All of the material below is to be repeated exactly.

++++ MATERIAL FOR THIS TASK

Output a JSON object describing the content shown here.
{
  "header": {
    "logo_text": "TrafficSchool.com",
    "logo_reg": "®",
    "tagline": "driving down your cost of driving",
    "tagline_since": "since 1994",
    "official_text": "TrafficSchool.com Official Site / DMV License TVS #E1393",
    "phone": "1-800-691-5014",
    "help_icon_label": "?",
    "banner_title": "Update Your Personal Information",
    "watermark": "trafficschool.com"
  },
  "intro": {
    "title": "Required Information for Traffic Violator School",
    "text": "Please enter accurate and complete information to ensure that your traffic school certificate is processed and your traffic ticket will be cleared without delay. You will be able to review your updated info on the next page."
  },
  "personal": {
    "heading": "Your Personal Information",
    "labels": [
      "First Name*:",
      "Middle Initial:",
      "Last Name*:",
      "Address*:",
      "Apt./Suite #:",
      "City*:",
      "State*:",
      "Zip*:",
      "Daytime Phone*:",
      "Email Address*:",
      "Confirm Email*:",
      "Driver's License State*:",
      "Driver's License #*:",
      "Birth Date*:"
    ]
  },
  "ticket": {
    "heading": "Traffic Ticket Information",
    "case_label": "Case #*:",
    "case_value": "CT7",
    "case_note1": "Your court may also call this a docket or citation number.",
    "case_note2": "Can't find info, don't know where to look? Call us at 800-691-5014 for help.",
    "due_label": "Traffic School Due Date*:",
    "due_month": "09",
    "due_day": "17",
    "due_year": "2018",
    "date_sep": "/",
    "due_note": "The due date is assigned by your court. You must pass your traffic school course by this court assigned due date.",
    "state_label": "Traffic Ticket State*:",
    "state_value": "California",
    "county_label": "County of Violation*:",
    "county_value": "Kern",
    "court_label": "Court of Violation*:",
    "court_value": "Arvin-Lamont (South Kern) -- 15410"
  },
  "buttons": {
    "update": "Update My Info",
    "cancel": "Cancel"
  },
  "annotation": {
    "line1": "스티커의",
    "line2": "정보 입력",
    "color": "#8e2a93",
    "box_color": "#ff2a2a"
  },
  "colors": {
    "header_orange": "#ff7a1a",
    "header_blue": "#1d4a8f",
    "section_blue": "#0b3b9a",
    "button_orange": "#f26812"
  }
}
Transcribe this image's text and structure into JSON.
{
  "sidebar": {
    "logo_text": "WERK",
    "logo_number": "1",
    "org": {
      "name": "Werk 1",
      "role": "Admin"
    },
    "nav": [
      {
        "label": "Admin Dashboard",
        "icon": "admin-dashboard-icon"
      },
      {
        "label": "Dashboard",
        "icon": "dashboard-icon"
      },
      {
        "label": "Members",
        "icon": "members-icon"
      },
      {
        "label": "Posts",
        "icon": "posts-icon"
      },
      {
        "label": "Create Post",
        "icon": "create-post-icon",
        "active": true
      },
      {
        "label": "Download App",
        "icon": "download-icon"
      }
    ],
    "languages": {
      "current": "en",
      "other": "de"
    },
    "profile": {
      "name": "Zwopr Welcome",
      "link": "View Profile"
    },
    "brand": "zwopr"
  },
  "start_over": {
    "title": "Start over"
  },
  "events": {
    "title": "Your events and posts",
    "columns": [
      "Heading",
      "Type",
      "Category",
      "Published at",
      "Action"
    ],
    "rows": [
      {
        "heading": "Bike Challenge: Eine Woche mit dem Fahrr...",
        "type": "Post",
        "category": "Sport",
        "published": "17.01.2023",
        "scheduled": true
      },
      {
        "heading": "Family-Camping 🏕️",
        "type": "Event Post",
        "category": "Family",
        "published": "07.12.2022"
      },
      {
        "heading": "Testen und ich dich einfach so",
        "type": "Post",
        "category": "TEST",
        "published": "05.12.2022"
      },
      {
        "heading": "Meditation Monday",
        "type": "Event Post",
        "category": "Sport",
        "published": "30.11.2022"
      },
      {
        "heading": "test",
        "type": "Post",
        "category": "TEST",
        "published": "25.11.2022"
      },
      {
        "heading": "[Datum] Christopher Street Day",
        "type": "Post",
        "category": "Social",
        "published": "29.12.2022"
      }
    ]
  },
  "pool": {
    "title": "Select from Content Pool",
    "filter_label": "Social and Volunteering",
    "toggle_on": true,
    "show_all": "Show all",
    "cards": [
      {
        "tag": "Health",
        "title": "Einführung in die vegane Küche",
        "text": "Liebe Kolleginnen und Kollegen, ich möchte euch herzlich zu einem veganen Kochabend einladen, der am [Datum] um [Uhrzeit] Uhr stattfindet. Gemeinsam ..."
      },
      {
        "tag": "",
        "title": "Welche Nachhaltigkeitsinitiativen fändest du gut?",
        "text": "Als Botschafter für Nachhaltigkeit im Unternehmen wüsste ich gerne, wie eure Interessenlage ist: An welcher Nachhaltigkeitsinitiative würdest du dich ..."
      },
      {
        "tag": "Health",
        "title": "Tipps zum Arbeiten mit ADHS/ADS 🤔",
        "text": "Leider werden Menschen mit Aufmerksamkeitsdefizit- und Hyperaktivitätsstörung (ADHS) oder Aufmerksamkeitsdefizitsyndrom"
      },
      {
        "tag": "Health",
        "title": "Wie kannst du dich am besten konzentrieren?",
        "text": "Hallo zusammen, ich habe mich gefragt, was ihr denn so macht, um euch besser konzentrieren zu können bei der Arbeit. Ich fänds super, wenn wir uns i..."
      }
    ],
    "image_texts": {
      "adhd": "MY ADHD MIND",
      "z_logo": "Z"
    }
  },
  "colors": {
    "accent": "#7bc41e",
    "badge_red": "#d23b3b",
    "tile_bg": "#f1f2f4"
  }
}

++++++++

CORRECT RESULT.
Output a JSON object describing the content shown here.
{
  "header": {
    "logo_text": "TrafficSchool.com",
    "logo_reg": "®",
    "tagline": "driving down your cost of driving",
    "tagline_since": "since 1994",
    "official_text": "TrafficSchool.com Official Site / DMV License TVS #E1393",
    "phone": "1-800-691-5014",
    "help_icon_label": "?",
    "banner_title": "Update Your Personal Information",
    "watermark": "trafficschool.com"
  },
  "intro": {
    "title": "Required Information for Traffic Violator School",
    "text": "Please enter accurate and complete information to ensure that your traffic school certificate is processed and your traffic ticket will be cleared without delay. You will be able to review your updated info on the next page."
  },
  "personal": {
    "heading": "Your Personal Information",
    "labels": [
      "First Name*:",
      "Middle Initial:",
      "Last Name*:",
      "Address*:",
      "Apt./Suite #:",
      "City*:",
      "State*:",
      "Zip*:",
      "Daytime Phone*:",
      "Email Address*:",
      "Confirm Email*:",
      "Driver's License State*:",
      "Driver's License #*:",
      "Birth Date*:"
    ]
  },
  "ticket": {
    "heading": "Traffic Ticket Information",
    "case_label": "Case #*:",
    "case_value": "CT7",
    "case_note1": "Your court may also call this a docket or citation number.",
    "case_note2": "Can't find info, don't know where to look? Call us at 800-691-5014 for help.",
    "due_label": "Traffic School Due Date*:",
    "due_month": "09",
    "due_day": "17",
    "due_year": "2018",
    "date_sep": "/",
    "due_note": "The due date is assigned by your court. You must pass your traffic school course by this court assigned due date.",
    "state_label": "Traffic Ticket State*:",
    "state_value": "California",
    "county_label": "County of Violation*:",
    "county_value": "Kern",
    "court_label": "Court of Violation*:",
    "court_value": "Arvin-Lamont (South Kern) -- 15410"
  },
  "buttons": {
    "update": "Update My Info",
    "cancel": "Cancel"
  },
  "annotation": {
    "line1": "스티커의",
    "line2": "정보 입력",
    "color": "#8e2a93",
    "box_color": "#ff2a2a"
  },
  "colors": {
    "header_orange": "#ff7a1a",
    "header_blue": "#1d4a8f",
    "section_blue": "#0b3b9a",
    "button_orange": "#f26812"
  }
}
Transcribe this image's text and structure into JSON.
{
  "sidebar": {
    "logo_text": "WERK",
    "logo_number": "1",
    "org": {
      "name": "Werk 1",
      "role": "Admin"
    },
    "nav": [
      {
        "label": "Admin Dashboard",
        "icon": "admin-dashboard-icon"
      },
      {
        "label": "Dashboard",
        "icon": "dashboard-icon"
      },
      {
        "label": "Members",
        "icon": "members-icon"
      },
      {
        "label": "Posts",
        "icon": "posts-icon"
      },
      {
        "label": "Create Post",
        "icon": "create-post-icon",
        "active": true
      },
      {
        "label": "Download App",
        "icon": "download-icon"
      }
    ],
    "languages": {
      "current": "en",
      "other": "de"
    },
    "profile": {
      "name": "Zwopr Welcome",
      "link": "View Profile"
    },
    "brand": "zwopr"
  },
  "start_over": {
    "title": "Start over"
  },
  "events": {
    "title": "Your events and posts",
    "columns": [
      "Heading",
      "Type",
      "Category",
      "Published at",
      "Action"
    ],
    "rows": [
      {
        "heading": "Bike Challenge: Eine Woche mit dem Fahrr...",
        "type": "Post",
        "category": "Sport",
        "published": "17.01.2023",
        "scheduled": true
      },
      {
        "heading": "Family-Camping 🏕️",
        "type": "Event Post",
        "category": "Family",
        "published": "07.12.2022"
      },
      {
        "heading": "Testen und ich dich einfach so",
        "type": "Post",
        "category": "TEST",
        "published": "05.12.2022"
      },
      {
        "heading": "Meditation Monday",
        "type": "Event Post",
        "category": "Sport",
        "published": "30.11.2022"
      },
      {
        "heading": "test",
        "type": "Post",
        "category": "TEST",
        "published": "25.11.2022"
      },
      {
        "heading": "[Datum] Christopher Street Day",
        "type": "Post",
        "category": "Social",
        "published": "29.12.2022"
      }
    ]
  },
  "pool": {
    "title": "Select from Content Pool",
    "filter_label": "Social and Volunteering",
    "toggle_on": true,
    "show_all": "Show all",
    "cards": [
      {
        "tag": "Health",
        "title": "Einführung in die vegane Küche",
        "text": "Liebe Kolleginnen und Kollegen, ich möchte euch herzlich zu einem veganen Kochabend einladen, der am [Datum] um [Uhrzeit] Uhr stattfindet. Gemeinsam ..."
      },
      {
        "tag": "",
        "title": "Welche Nachhaltigkeitsinitiativen fändest du gut?",
        "text": "Als Botschafter für Nachhaltigkeit im Unternehmen wüsste ich gerne, wie eure Interessenlage ist: An welcher Nachhaltigkeitsinitiative würdest du dich ..."
      },
      {
        "tag": "Health",
        "title": "Tipps zum Arbeiten mit ADHS/ADS 🤔",
        "text": "Leider werden Menschen mit Aufmerksamkeitsdefizit- und Hyperaktivitätsstörung (ADHS) oder Aufmerksamkeitsdefizitsyndrom"
      },
      {
        "tag": "Health",
        "title": "Wie kannst du dich am besten konzentrieren?",
        "text": "Hallo zusammen, ich habe mich gefragt, was ihr denn so macht, um euch besser konzentrieren zu können bei der Arbeit. Ich fänds super, wenn wir uns i..."
      }
    ],
    "image_texts": {
      "adhd": "MY ADHD MIND",
      "z_logo": "Z"
    }
  },
  "colors": {
    "accent": "#7bc41e",
    "badge_red": "#d23b3b",
    "tile_bg": "#f1f2f4"
  }
}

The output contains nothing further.